**DIRECTIONS FOR THIS TASK**
Exclude the pictures, then copy all remaining records exactly.
----- RECORD LIST -----
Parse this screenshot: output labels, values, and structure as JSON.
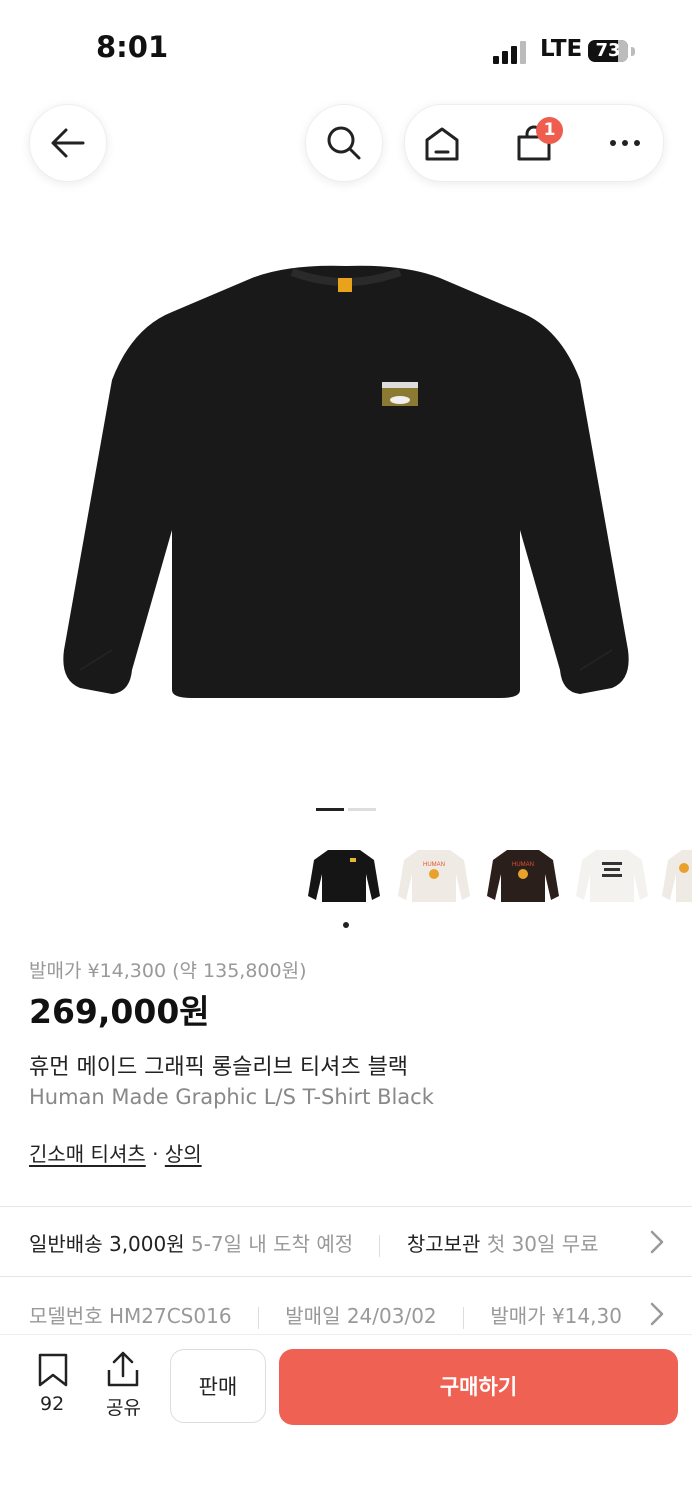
{
  "status_bar": {
    "time": "8:01",
    "network": "LTE",
    "battery": "73"
  },
  "nav": {
    "cart_count": "1"
  },
  "colors": {
    "accent": "#ef6253",
    "badge": "#ef5d4f"
  },
  "product": {
    "release_price": "발매가 ¥14,300 (약 135,800원)",
    "price": "269,000원",
    "name_ko": "휴먼 메이드 그래픽 롱슬리브 티셔츠 블랙",
    "name_en": "Human Made Graphic L/S T-Shirt Black",
    "category_main": "긴소매 티셔츠",
    "category_sep": " · ",
    "category_sub": "상의"
  },
  "thumbnails": [
    "black-longsleeve-thumb",
    "white-longsleeve-thumb",
    "brown-longsleeve-thumb",
    "white-text-longsleeve-thumb",
    "white-partial-thumb"
  ],
  "shipping": {
    "label": "일반배송",
    "fee": "3,000원",
    "eta": "5-7일 내 도착 예정",
    "storage_label": "창고보관",
    "storage_note": "첫 30일 무료"
  },
  "info": {
    "model_label": "모델번호",
    "model_value": "HM27CS016",
    "release_date_label": "발매일",
    "release_date_value": "24/03/02",
    "release_price_label": "발매가",
    "release_price_value": "¥14,30"
  },
  "bottom": {
    "bookmark_count": "92",
    "share_label": "공유",
    "sell_label": "판매",
    "buy_label": "구매하기"
  }
}
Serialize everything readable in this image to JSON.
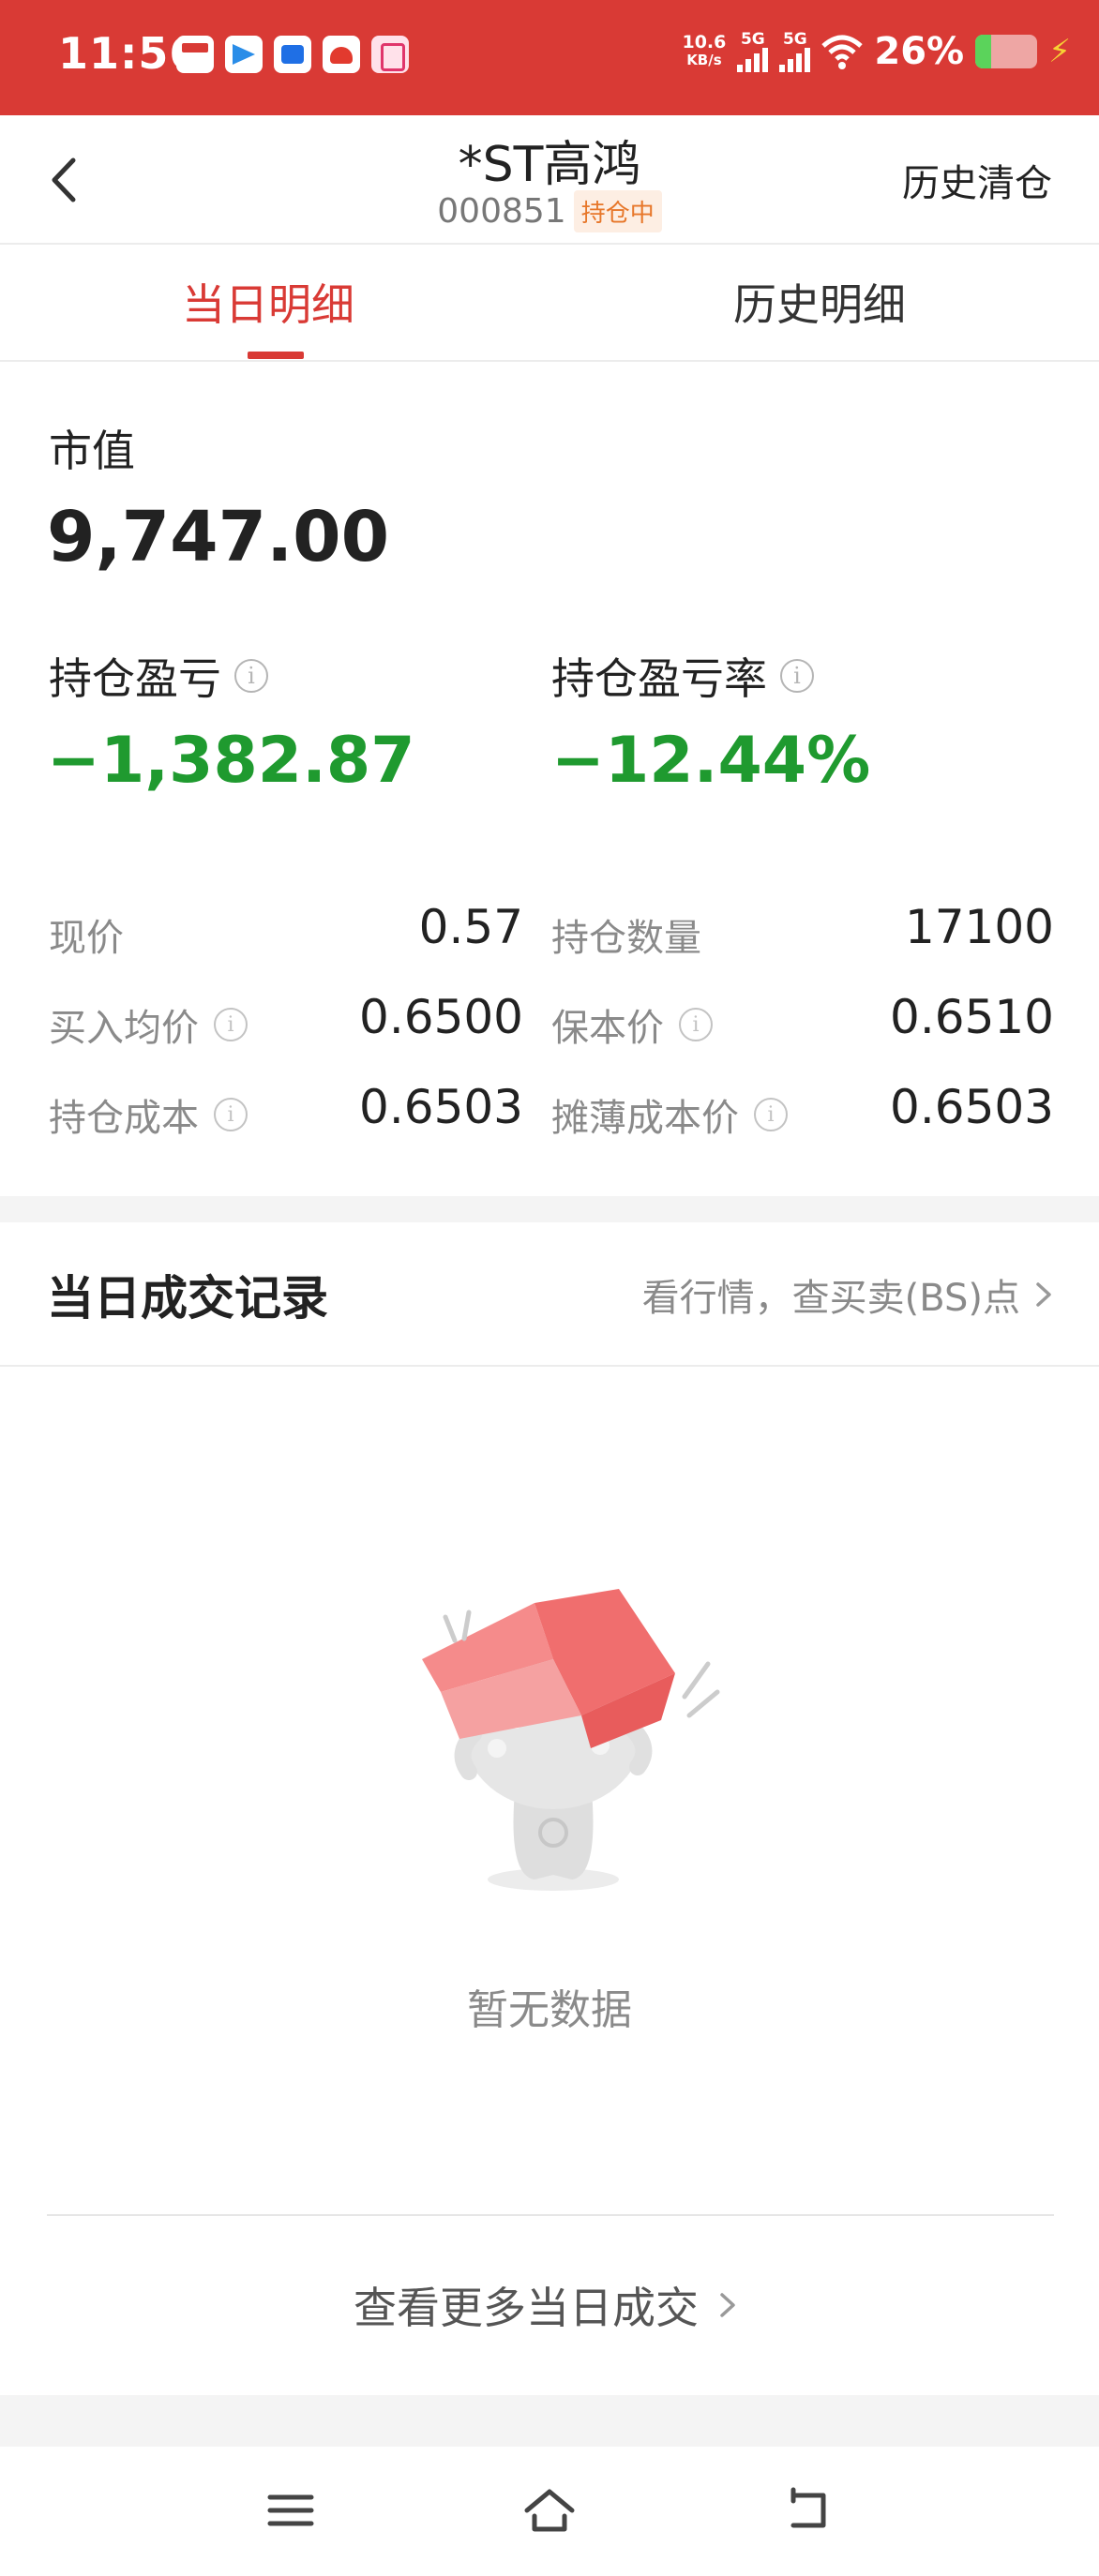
{
  "status_bar": {
    "time": "11:56",
    "net_speed_value": "10.6",
    "net_speed_unit": "KB/s",
    "sim1_label": "5G",
    "sim2_label": "5G",
    "battery_pct": "26%",
    "battery_level": 0.26,
    "colors": {
      "bar_bg": "#d93a35",
      "battery_fill": "#5bd35b",
      "bolt": "#f7d234"
    }
  },
  "header": {
    "title": "*ST高鸿",
    "code": "000851",
    "badge": "持仓中",
    "right_action": "历史清仓"
  },
  "tabs": [
    {
      "label": "当日明细",
      "active": true
    },
    {
      "label": "历史明细",
      "active": false
    }
  ],
  "summary": {
    "market_value_label": "市值",
    "market_value": "9,747.00",
    "pl_label": "持仓盈亏",
    "pl_value": "−1,382.87",
    "pl_rate_label": "持仓盈亏率",
    "pl_rate_value": "−12.44%",
    "loss_color": "#1f9a2f"
  },
  "details": [
    {
      "label": "现价",
      "value": "0.57",
      "info": false
    },
    {
      "label": "持仓数量",
      "value": "17100",
      "info": false
    },
    {
      "label": "买入均价",
      "value": "0.6500",
      "info": true
    },
    {
      "label": "保本价",
      "value": "0.6510",
      "info": true
    },
    {
      "label": "持仓成本",
      "value": "0.6503",
      "info": true
    },
    {
      "label": "摊薄成本价",
      "value": "0.6503",
      "info": true
    }
  ],
  "trades_section": {
    "title": "当日成交记录",
    "link": "看行情，查买卖(BS)点",
    "empty_text": "暂无数据",
    "more_link": "查看更多当日成交"
  },
  "accent_color": "#d93a35"
}
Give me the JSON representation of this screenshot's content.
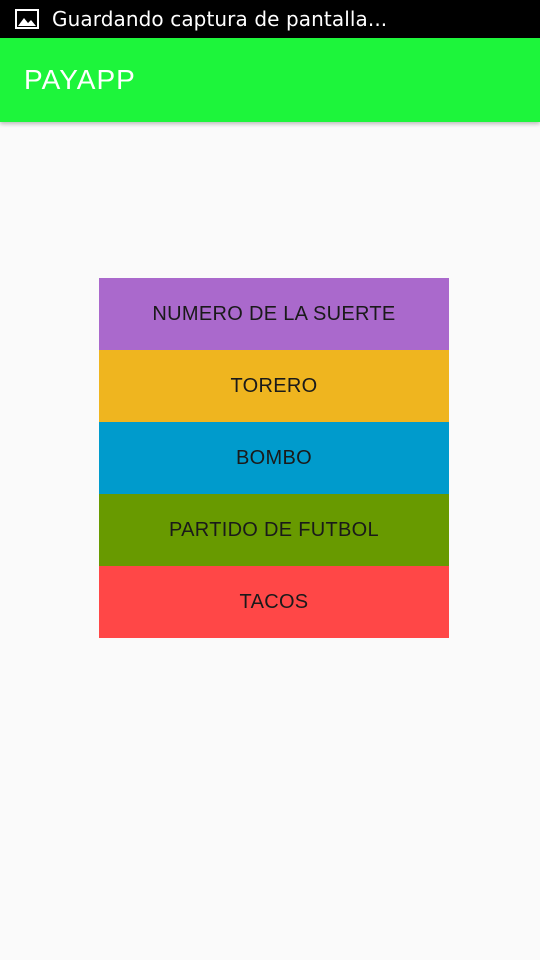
{
  "status_bar": {
    "icon": "image-icon",
    "text": "Guardando captura de pantalla..."
  },
  "app_bar": {
    "title": "PAYAPP",
    "color": "#1df53b"
  },
  "menu": {
    "items": [
      {
        "label": "NUMERO DE LA SUERTE",
        "color": "#aa69cc"
      },
      {
        "label": "TORERO",
        "color": "#efb51f"
      },
      {
        "label": "BOMBO",
        "color": "#009bcc"
      },
      {
        "label": "PARTIDO DE FUTBOL",
        "color": "#689a00"
      },
      {
        "label": "TACOS",
        "color": "#ff4747"
      }
    ]
  }
}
-----
**TASK ANSWER**
Parse this screenshot: output labels, values, and structure as JSON.
{
  "status_bar": {
    "time": "8:01",
    "network": "LTE",
    "battery": "73"
  },
  "nav": {
    "cart_count": "1"
  },
  "colors": {
    "accent": "#ef6253",
    "badge": "#ef5d4f"
  },
  "product": {
    "release_price": "발매가 ¥14,300 (약 135,800원)",
    "price": "269,000원",
    "name_ko": "휴먼 메이드 그래픽 롱슬리브 티셔츠 블랙",
    "name_en": "Human Made Graphic L/S T-Shirt Black",
    "category_main": "긴소매 티셔츠",
    "category_sep": " · ",
    "category_sub": "상의"
  },
  "thumbnails": [
    "black-longsleeve-thumb",
    "white-longsleeve-thumb",
    "brown-longsleeve-thumb",
    "white-text-longsleeve-thumb",
    "white-partial-thumb"
  ],
  "shipping": {
    "label": "일반배송",
    "fee": "3,000원",
    "eta": "5-7일 내 도착 예정",
    "storage_label": "창고보관",
    "storage_note": "첫 30일 무료"
  },
  "info": {
    "model_label": "모델번호",
    "model_value": "HM27CS016",
    "release_date_label": "발매일",
    "release_date_value": "24/03/02",
    "release_price_label": "발매가",
    "release_price_value": "¥14,30"
  },
  "bottom": {
    "bookmark_count": "92",
    "share_label": "공유",
    "sell_label": "판매",
    "buy_label": "구매하기"
  }
}
Serialize everything readable in this image to JSON.
{
  "status_bar": {
    "time": "11:56",
    "net_speed_value": "10.6",
    "net_speed_unit": "KB/s",
    "sim1_label": "5G",
    "sim2_label": "5G",
    "battery_pct": "26%",
    "battery_level": 0.26,
    "colors": {
      "bar_bg": "#d93a35",
      "battery_fill": "#5bd35b",
      "bolt": "#f7d234"
    }
  },
  "header": {
    "title": "*ST高鸿",
    "code": "000851",
    "badge": "持仓中",
    "right_action": "历史清仓"
  },
  "tabs": [
    {
      "label": "当日明细",
      "active": true
    },
    {
      "label": "历史明细",
      "active": false
    }
  ],
  "summary": {
    "market_value_label": "市值",
    "market_value": "9,747.00",
    "pl_label": "持仓盈亏",
    "pl_value": "−1,382.87",
    "pl_rate_label": "持仓盈亏率",
    "pl_rate_value": "−12.44%",
    "loss_color": "#1f9a2f"
  },
  "details": [
    {
      "label": "现价",
      "value": "0.57",
      "info": false
    },
    {
      "label": "持仓数量",
      "value": "17100",
      "info": false
    },
    {
      "label": "买入均价",
      "value": "0.6500",
      "info": true
    },
    {
      "label": "保本价",
      "value": "0.6510",
      "info": true
    },
    {
      "label": "持仓成本",
      "value": "0.6503",
      "info": true
    },
    {
      "label": "摊薄成本价",
      "value": "0.6503",
      "info": true
    }
  ],
  "trades_section": {
    "title": "当日成交记录",
    "link": "看行情，查买卖(BS)点",
    "empty_text": "暂无数据",
    "more_link": "查看更多当日成交"
  },
  "accent_color": "#d93a35"
}
Give me the JSON representation of this screenshot's content.
{
  "status_bar": {
    "icon": "image-icon",
    "text": "Guardando captura de pantalla..."
  },
  "app_bar": {
    "title": "PAYAPP",
    "color": "#1df53b"
  },
  "menu": {
    "items": [
      {
        "label": "NUMERO DE LA SUERTE",
        "color": "#aa69cc"
      },
      {
        "label": "TORERO",
        "color": "#efb51f"
      },
      {
        "label": "BOMBO",
        "color": "#009bcc"
      },
      {
        "label": "PARTIDO DE FUTBOL",
        "color": "#689a00"
      },
      {
        "label": "TACOS",
        "color": "#ff4747"
      }
    ]
  }
}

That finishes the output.